[Stored entries]
____________
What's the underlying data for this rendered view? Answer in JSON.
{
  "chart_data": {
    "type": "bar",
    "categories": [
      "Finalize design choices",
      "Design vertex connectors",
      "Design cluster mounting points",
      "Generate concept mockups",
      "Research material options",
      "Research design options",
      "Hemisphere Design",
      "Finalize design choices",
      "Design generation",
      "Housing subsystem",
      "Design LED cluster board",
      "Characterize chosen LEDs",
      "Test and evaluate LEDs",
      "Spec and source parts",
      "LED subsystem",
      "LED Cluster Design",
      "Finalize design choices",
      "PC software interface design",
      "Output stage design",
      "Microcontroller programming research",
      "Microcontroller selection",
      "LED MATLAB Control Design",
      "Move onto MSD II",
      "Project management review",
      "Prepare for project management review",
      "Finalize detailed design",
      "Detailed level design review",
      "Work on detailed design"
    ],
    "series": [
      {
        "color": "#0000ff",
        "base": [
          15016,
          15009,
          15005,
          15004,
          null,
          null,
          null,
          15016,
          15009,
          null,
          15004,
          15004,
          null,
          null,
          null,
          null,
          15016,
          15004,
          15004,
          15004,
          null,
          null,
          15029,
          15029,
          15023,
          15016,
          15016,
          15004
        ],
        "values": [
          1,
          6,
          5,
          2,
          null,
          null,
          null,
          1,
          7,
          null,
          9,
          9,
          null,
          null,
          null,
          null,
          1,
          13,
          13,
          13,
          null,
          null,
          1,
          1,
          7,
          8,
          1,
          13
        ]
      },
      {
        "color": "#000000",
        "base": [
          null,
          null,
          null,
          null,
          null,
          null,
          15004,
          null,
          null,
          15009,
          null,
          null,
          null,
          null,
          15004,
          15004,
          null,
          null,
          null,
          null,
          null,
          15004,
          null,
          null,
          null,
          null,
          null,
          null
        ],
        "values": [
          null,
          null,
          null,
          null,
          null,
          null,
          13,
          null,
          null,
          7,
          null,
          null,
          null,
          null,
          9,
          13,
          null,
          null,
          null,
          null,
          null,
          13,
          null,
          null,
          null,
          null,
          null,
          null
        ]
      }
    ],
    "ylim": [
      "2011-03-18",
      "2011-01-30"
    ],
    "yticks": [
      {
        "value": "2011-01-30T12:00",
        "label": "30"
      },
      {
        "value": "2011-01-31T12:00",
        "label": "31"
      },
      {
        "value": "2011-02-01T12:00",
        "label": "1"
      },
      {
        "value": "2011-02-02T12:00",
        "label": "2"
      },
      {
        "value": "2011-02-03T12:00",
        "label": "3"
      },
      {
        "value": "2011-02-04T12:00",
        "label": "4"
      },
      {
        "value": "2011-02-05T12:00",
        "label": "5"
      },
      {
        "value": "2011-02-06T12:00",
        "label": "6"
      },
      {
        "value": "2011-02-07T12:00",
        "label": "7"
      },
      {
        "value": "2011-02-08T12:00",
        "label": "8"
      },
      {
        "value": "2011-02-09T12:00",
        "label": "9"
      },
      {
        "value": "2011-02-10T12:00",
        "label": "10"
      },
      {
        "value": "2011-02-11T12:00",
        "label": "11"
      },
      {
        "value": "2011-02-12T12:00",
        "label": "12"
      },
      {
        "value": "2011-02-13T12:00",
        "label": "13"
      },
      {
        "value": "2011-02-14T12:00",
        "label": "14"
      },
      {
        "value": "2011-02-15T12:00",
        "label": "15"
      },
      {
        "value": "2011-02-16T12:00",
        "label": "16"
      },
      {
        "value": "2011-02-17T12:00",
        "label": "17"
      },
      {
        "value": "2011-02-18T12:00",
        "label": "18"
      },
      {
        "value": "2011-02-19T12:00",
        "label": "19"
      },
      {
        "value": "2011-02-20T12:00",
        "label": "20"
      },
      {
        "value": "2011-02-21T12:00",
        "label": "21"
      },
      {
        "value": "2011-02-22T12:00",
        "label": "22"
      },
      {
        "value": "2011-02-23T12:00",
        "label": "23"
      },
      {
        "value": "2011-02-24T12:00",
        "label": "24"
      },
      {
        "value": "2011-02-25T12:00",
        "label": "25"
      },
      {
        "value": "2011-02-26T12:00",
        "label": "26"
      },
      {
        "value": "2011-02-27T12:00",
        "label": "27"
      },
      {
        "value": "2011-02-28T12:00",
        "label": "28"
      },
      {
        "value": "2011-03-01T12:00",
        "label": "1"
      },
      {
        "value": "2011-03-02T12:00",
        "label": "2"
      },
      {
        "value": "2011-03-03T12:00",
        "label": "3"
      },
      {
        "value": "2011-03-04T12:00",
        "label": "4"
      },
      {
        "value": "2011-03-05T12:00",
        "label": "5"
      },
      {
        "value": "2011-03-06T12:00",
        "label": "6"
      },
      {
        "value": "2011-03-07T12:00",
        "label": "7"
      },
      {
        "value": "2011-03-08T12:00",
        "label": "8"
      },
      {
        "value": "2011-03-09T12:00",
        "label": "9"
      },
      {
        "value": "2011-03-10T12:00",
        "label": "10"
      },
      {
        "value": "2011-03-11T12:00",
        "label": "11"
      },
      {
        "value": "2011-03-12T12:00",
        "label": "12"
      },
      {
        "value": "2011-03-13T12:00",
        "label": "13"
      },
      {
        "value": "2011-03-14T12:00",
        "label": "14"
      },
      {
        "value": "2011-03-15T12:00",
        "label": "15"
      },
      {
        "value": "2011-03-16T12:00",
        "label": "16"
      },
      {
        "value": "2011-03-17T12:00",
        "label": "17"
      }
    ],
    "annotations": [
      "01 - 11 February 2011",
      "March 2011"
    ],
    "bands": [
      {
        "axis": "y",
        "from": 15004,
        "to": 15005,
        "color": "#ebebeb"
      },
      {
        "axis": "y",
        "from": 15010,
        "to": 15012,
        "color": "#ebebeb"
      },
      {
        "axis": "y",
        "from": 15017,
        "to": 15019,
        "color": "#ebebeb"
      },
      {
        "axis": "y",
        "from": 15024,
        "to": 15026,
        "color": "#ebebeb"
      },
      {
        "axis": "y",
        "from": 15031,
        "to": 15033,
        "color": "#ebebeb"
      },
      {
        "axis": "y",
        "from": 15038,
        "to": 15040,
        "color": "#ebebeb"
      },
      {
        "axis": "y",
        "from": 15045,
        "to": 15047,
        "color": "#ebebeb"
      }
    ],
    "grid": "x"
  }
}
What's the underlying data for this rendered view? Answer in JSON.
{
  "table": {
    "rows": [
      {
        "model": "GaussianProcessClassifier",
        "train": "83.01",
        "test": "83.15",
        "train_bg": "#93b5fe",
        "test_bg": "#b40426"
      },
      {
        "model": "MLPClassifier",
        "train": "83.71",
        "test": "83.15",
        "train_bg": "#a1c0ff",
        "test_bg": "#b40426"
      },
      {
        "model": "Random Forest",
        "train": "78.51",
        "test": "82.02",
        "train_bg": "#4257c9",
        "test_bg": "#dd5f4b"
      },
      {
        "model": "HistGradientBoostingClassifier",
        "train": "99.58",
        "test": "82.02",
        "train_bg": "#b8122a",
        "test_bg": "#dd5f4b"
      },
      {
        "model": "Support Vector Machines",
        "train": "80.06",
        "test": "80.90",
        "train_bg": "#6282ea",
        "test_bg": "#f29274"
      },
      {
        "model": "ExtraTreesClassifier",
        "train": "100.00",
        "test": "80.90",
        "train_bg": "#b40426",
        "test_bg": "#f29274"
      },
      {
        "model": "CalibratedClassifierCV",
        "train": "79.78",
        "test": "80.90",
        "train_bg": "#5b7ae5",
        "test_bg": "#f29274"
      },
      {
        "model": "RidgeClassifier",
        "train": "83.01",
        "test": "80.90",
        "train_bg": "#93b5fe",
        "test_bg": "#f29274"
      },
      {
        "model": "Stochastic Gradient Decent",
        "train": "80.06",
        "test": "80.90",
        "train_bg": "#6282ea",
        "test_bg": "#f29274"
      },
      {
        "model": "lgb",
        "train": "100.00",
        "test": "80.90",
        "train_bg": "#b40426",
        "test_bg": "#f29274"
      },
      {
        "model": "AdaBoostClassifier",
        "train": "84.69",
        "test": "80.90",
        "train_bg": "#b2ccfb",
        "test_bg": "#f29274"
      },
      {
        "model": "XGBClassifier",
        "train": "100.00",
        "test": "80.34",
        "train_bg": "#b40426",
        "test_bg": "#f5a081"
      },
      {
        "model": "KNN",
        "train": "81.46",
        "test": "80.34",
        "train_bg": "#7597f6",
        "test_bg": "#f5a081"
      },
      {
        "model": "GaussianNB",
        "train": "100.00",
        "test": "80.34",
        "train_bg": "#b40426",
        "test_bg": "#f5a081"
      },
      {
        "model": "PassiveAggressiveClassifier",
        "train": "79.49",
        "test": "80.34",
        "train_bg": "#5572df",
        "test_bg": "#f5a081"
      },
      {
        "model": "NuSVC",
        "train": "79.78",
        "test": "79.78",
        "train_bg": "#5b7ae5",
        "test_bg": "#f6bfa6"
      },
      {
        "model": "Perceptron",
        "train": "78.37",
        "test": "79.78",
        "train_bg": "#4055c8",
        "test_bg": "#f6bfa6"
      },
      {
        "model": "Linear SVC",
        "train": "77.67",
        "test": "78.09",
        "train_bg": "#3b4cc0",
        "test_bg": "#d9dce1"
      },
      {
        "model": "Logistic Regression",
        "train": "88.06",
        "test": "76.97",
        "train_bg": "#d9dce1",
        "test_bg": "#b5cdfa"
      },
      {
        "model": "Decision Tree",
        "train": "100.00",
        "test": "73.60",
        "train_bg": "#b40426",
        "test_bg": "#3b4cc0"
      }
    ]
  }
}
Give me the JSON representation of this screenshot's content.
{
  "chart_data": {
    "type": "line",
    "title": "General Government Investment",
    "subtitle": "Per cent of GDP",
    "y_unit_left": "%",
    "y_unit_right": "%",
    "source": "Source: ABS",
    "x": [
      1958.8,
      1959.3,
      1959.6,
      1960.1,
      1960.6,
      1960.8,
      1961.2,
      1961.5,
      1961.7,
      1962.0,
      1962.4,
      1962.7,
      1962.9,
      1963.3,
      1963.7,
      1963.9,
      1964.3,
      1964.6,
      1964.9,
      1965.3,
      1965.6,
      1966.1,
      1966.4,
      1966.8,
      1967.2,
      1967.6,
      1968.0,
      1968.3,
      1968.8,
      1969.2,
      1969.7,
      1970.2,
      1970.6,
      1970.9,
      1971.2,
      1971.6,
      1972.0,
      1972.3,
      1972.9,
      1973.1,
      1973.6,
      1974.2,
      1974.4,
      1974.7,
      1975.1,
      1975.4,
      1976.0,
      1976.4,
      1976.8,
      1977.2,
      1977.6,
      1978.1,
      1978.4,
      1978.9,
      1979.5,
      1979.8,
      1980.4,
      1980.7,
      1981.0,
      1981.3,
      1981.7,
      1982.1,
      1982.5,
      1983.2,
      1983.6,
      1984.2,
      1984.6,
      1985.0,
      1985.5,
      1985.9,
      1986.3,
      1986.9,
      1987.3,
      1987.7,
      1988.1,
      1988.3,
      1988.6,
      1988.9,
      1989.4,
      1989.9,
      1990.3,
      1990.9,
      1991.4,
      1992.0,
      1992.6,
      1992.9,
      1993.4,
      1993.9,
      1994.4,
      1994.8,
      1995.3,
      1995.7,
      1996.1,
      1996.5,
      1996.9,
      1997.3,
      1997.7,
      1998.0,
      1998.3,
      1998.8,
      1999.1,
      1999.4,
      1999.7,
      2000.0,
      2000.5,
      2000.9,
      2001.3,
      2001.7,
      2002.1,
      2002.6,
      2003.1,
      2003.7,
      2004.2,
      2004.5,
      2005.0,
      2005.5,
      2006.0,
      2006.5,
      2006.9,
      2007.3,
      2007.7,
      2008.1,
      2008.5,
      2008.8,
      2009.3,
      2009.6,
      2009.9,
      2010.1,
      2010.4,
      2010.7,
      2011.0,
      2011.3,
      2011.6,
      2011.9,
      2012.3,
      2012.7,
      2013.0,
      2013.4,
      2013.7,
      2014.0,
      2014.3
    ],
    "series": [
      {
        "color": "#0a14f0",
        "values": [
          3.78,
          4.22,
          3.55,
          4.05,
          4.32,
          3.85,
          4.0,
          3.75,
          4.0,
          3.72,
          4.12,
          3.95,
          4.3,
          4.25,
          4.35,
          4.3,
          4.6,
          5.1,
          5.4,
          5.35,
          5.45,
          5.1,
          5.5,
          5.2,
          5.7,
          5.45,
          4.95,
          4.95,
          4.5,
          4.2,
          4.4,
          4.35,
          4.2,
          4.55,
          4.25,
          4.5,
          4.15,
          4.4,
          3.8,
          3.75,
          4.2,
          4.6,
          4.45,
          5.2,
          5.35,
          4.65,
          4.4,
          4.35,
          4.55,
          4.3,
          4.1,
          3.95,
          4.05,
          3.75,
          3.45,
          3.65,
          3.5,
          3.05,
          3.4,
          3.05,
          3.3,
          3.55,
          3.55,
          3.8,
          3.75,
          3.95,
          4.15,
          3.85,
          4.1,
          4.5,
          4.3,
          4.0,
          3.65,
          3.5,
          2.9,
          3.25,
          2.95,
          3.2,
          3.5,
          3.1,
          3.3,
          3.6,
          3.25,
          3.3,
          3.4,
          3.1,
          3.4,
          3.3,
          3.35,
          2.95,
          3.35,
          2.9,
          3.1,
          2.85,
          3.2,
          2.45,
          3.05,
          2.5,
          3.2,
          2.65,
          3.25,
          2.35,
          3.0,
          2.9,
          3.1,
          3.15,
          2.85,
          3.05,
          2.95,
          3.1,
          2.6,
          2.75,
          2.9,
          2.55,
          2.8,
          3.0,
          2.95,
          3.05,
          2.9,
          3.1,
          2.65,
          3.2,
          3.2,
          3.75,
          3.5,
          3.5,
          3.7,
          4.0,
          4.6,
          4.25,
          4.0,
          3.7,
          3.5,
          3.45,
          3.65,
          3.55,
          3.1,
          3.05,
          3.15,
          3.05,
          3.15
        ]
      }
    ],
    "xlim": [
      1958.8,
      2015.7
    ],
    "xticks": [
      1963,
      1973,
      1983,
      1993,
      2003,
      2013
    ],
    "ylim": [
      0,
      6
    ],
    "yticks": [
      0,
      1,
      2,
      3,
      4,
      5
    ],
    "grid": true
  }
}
____________
→ WHAT YOU WILL DO:
Tally the lines of the listing in which the word "management" occurs, and state the total alone.

→ TASK OUTPUT:
2